WORK TO BE COMPLETED. Pictures aside, write out every record exactly as it appears.
>>
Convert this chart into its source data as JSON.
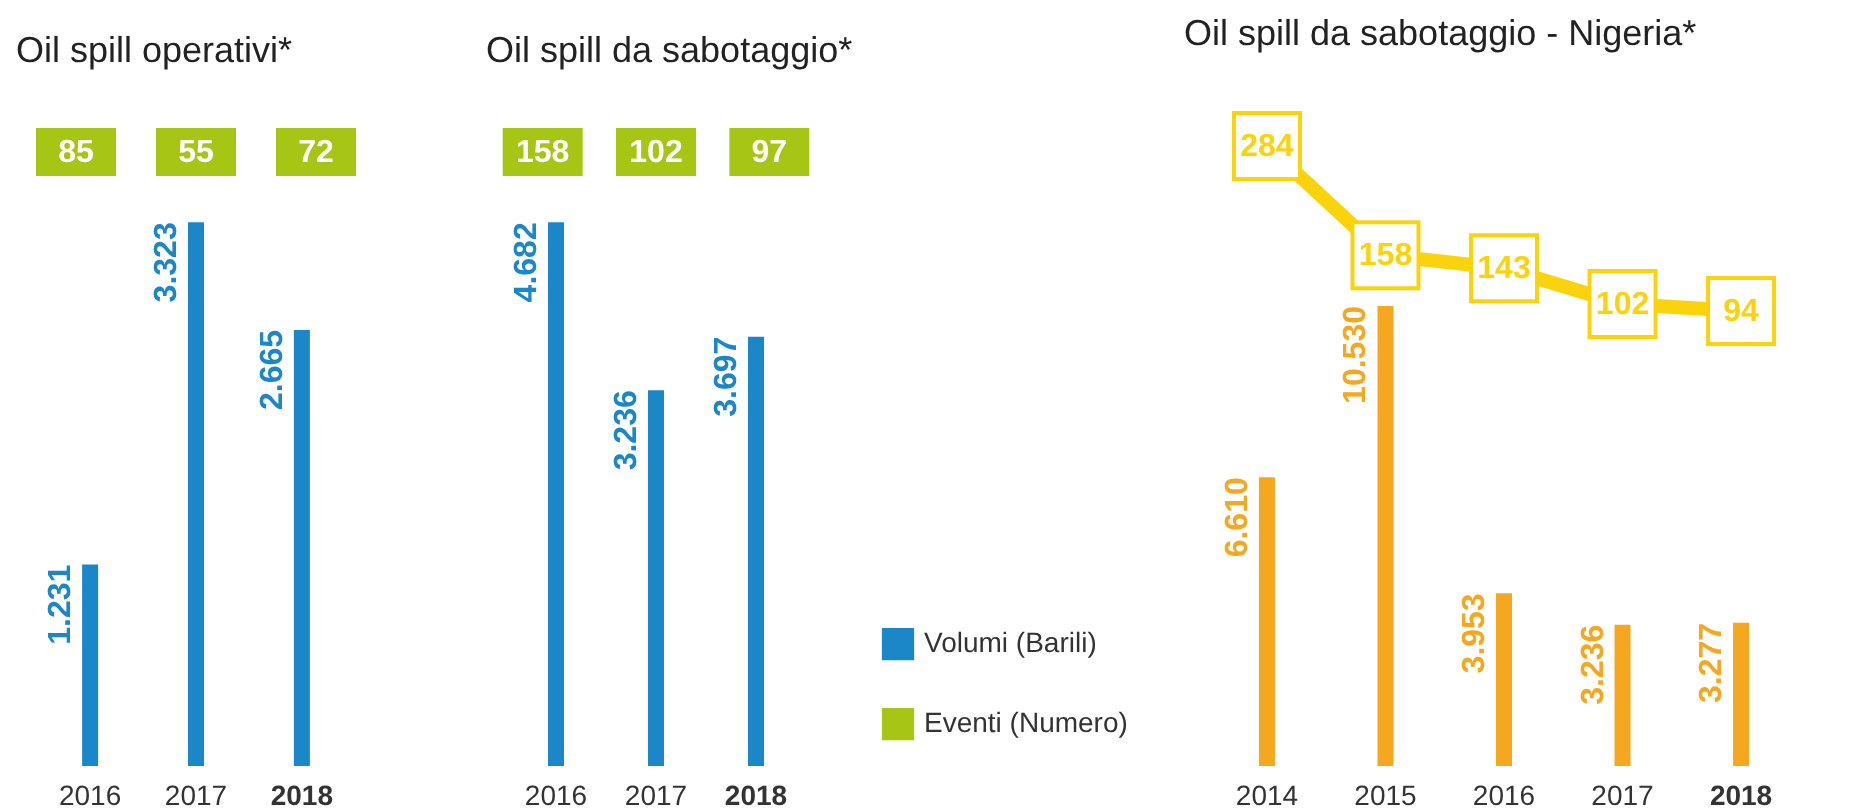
{
  "chart_data": [
    {
      "type": "other",
      "title": "Oil spill operativi*",
      "categories": [
        "2016",
        "2017",
        "2018"
      ],
      "series": [
        {
          "color": "#a6c514",
          "values": [
            85,
            55,
            72
          ],
          "value_labels": [
            "85",
            "55",
            "72"
          ]
        }
      ]
    },
    {
      "type": "bar",
      "categories": [
        "2016",
        "2017",
        "2018"
      ],
      "series": [
        {
          "color": "#1b87c9",
          "values": [
            1231,
            3323,
            2665
          ],
          "value_labels": [
            "1.231",
            "3.323",
            "2.665"
          ]
        }
      ]
    },
    {
      "type": "other",
      "title": "Oil spill da sabotaggio*",
      "categories": [
        "2016",
        "2017",
        "2018"
      ],
      "legend": "bottom right",
      "series": [
        {
          "name": "Eventi (Numero)",
          "color": "#a6c514",
          "values": [
            158,
            102,
            97
          ],
          "value_labels": [
            "158",
            "102",
            "97"
          ]
        }
      ]
    },
    {
      "type": "bar",
      "categories": [
        "2016",
        "2017",
        "2018"
      ],
      "legend": "bottom right",
      "series": [
        {
          "name": "Volumi (Barili)",
          "color": "#1b87c9",
          "values": [
            4682,
            3236,
            3697
          ],
          "value_labels": [
            "4.682",
            "3.236",
            "3.697"
          ]
        }
      ]
    },
    {
      "type": "bar",
      "title": "Oil spill da sabotaggio - Nigeria*",
      "categories": [
        "2014",
        "2015",
        "2016",
        "2017",
        "2018"
      ],
      "series": [
        {
          "color": "#f5a81f",
          "values": [
            6610,
            10530,
            3953,
            3236,
            3277
          ],
          "value_labels": [
            "6.610",
            "10.530",
            "3.953",
            "3.236",
            "3.277"
          ]
        },
        {
          "type": "line",
          "axis": "y2",
          "marker": "square",
          "color": "#fbd30c",
          "values": [
            284,
            158,
            143,
            102,
            94
          ],
          "value_labels": [
            "284",
            "158",
            "143",
            "102",
            "94"
          ]
        }
      ]
    }
  ]
}
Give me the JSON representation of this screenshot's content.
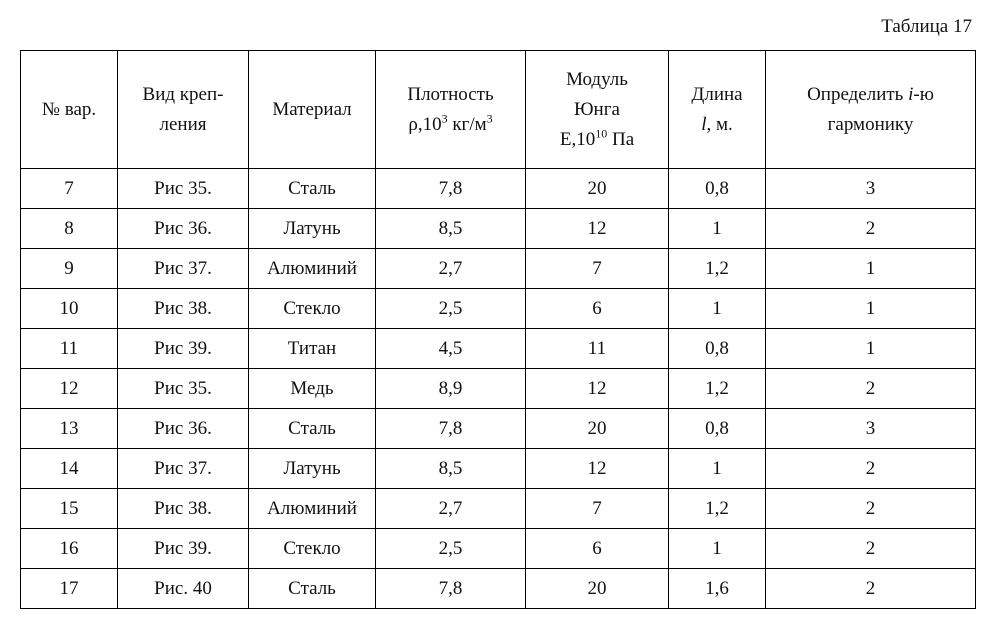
{
  "caption": "Таблица 17",
  "table": {
    "header": [
      [
        [
          "№ вар."
        ]
      ],
      [
        [
          "Вид креп-"
        ],
        [
          "ления"
        ]
      ],
      [
        [
          "Материал"
        ]
      ],
      [
        [
          "Плотность"
        ],
        [
          "ρ,10",
          "3",
          " кг/м",
          "3"
        ]
      ],
      [
        [
          "Модуль"
        ],
        [
          "Юнга"
        ],
        [
          "E,10",
          "10",
          " Па"
        ]
      ],
      [
        [
          "Длина"
        ],
        [
          "l",
          ", м."
        ]
      ],
      [
        [
          "Определить ",
          "i",
          "-ю"
        ],
        [
          "гармонику"
        ]
      ]
    ],
    "rows": [
      [
        "7",
        "Рис 35.",
        "Сталь",
        "7,8",
        "20",
        "0,8",
        "3"
      ],
      [
        "8",
        "Рис 36.",
        "Латунь",
        "8,5",
        "12",
        "1",
        "2"
      ],
      [
        "9",
        "Рис 37.",
        "Алюминий",
        "2,7",
        "7",
        "1,2",
        "1"
      ],
      [
        "10",
        "Рис 38.",
        "Стекло",
        "2,5",
        "6",
        "1",
        "1"
      ],
      [
        "11",
        "Рис 39.",
        "Титан",
        "4,5",
        "11",
        "0,8",
        "1"
      ],
      [
        "12",
        "Рис 35.",
        "Медь",
        "8,9",
        "12",
        "1,2",
        "2"
      ],
      [
        "13",
        "Рис 36.",
        "Сталь",
        "7,8",
        "20",
        "0,8",
        "3"
      ],
      [
        "14",
        "Рис 37.",
        "Латунь",
        "8,5",
        "12",
        "1",
        "2"
      ],
      [
        "15",
        "Рис 38.",
        "Алюминий",
        "2,7",
        "7",
        "1,2",
        "2"
      ],
      [
        "16",
        "Рис 39.",
        "Стекло",
        "2,5",
        "6",
        "1",
        "2"
      ],
      [
        "17",
        "Рис. 40",
        "Сталь",
        "7,8",
        "20",
        "1,6",
        "2"
      ]
    ]
  }
}
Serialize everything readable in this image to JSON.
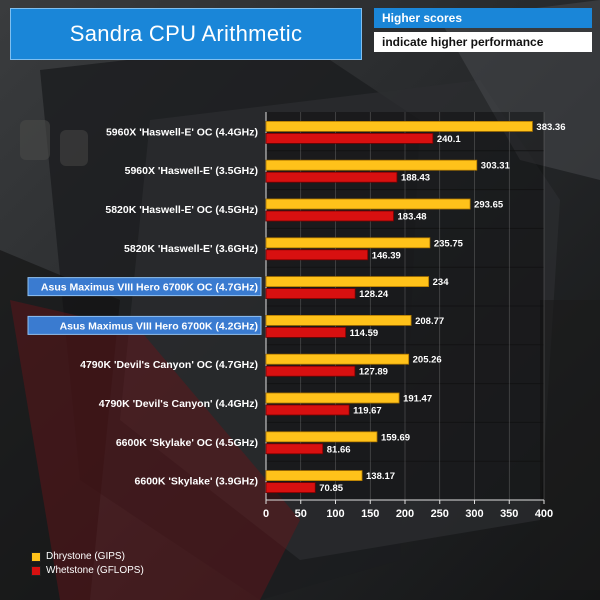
<<
RESPONSE TO THIS TASK.
Convert this chart into its source data as JSON.
{
  "chart_data": [
    {
      "type": "other",
      "title": "Oil spill operativi*",
      "categories": [
        "2016",
        "2017",
        "2018"
      ],
      "series": [
        {
          "color": "#a6c514",
          "values": [
            85,
            55,
            72
          ],
          "value_labels": [
            "85",
            "55",
            "72"
          ]
        }
      ]
    },
    {
      "type": "bar",
      "categories": [
        "2016",
        "2017",
        "2018"
      ],
      "series": [
        {
          "color": "#1b87c9",
          "values": [
            1231,
            3323,
            2665
          ],
          "value_labels": [
            "1.231",
            "3.323",
            "2.665"
          ]
        }
      ]
    },
    {
      "type": "other",
      "title": "Oil spill da sabotaggio*",
      "categories": [
        "2016",
        "2017",
        "2018"
      ],
      "legend": "bottom right",
      "series": [
        {
          "name": "Eventi (Numero)",
          "color": "#a6c514",
          "values": [
            158,
            102,
            97
          ],
          "value_labels": [
            "158",
            "102",
            "97"
          ]
        }
      ]
    },
    {
      "type": "bar",
      "categories": [
        "2016",
        "2017",
        "2018"
      ],
      "legend": "bottom right",
      "series": [
        {
          "name": "Volumi (Barili)",
          "color": "#1b87c9",
          "values": [
            4682,
            3236,
            3697
          ],
          "value_labels": [
            "4.682",
            "3.236",
            "3.697"
          ]
        }
      ]
    },
    {
      "type": "bar",
      "title": "Oil spill da sabotaggio - Nigeria*",
      "categories": [
        "2014",
        "2015",
        "2016",
        "2017",
        "2018"
      ],
      "series": [
        {
          "color": "#f5a81f",
          "values": [
            6610,
            10530,
            3953,
            3236,
            3277
          ],
          "value_labels": [
            "6.610",
            "10.530",
            "3.953",
            "3.236",
            "3.277"
          ]
        },
        {
          "type": "line",
          "axis": "y2",
          "marker": "square",
          "color": "#fbd30c",
          "values": [
            284,
            158,
            143,
            102,
            94
          ],
          "value_labels": [
            "284",
            "158",
            "143",
            "102",
            "94"
          ]
        }
      ]
    }
  ]
}
Give me the JSON representation of this screenshot's content.
{
  "caption": "Таблица 17",
  "table": {
    "header": [
      [
        [
          "№ вар."
        ]
      ],
      [
        [
          "Вид креп-"
        ],
        [
          "ления"
        ]
      ],
      [
        [
          "Материал"
        ]
      ],
      [
        [
          "Плотность"
        ],
        [
          "ρ,10",
          "3",
          " кг/м",
          "3"
        ]
      ],
      [
        [
          "Модуль"
        ],
        [
          "Юнга"
        ],
        [
          "E,10",
          "10",
          " Па"
        ]
      ],
      [
        [
          "Длина"
        ],
        [
          "l",
          ", м."
        ]
      ],
      [
        [
          "Определить ",
          "i",
          "-ю"
        ],
        [
          "гармонику"
        ]
      ]
    ],
    "rows": [
      [
        "7",
        "Рис 35.",
        "Сталь",
        "7,8",
        "20",
        "0,8",
        "3"
      ],
      [
        "8",
        "Рис 36.",
        "Латунь",
        "8,5",
        "12",
        "1",
        "2"
      ],
      [
        "9",
        "Рис 37.",
        "Алюминий",
        "2,7",
        "7",
        "1,2",
        "1"
      ],
      [
        "10",
        "Рис 38.",
        "Стекло",
        "2,5",
        "6",
        "1",
        "1"
      ],
      [
        "11",
        "Рис 39.",
        "Титан",
        "4,5",
        "11",
        "0,8",
        "1"
      ],
      [
        "12",
        "Рис 35.",
        "Медь",
        "8,9",
        "12",
        "1,2",
        "2"
      ],
      [
        "13",
        "Рис 36.",
        "Сталь",
        "7,8",
        "20",
        "0,8",
        "3"
      ],
      [
        "14",
        "Рис 37.",
        "Латунь",
        "8,5",
        "12",
        "1",
        "2"
      ],
      [
        "15",
        "Рис 38.",
        "Алюминий",
        "2,7",
        "7",
        "1,2",
        "2"
      ],
      [
        "16",
        "Рис 39.",
        "Стекло",
        "2,5",
        "6",
        "1",
        "2"
      ],
      [
        "17",
        "Рис. 40",
        "Сталь",
        "7,8",
        "20",
        "1,6",
        "2"
      ]
    ]
  }
}
Serialize everything readable in this image to JSON.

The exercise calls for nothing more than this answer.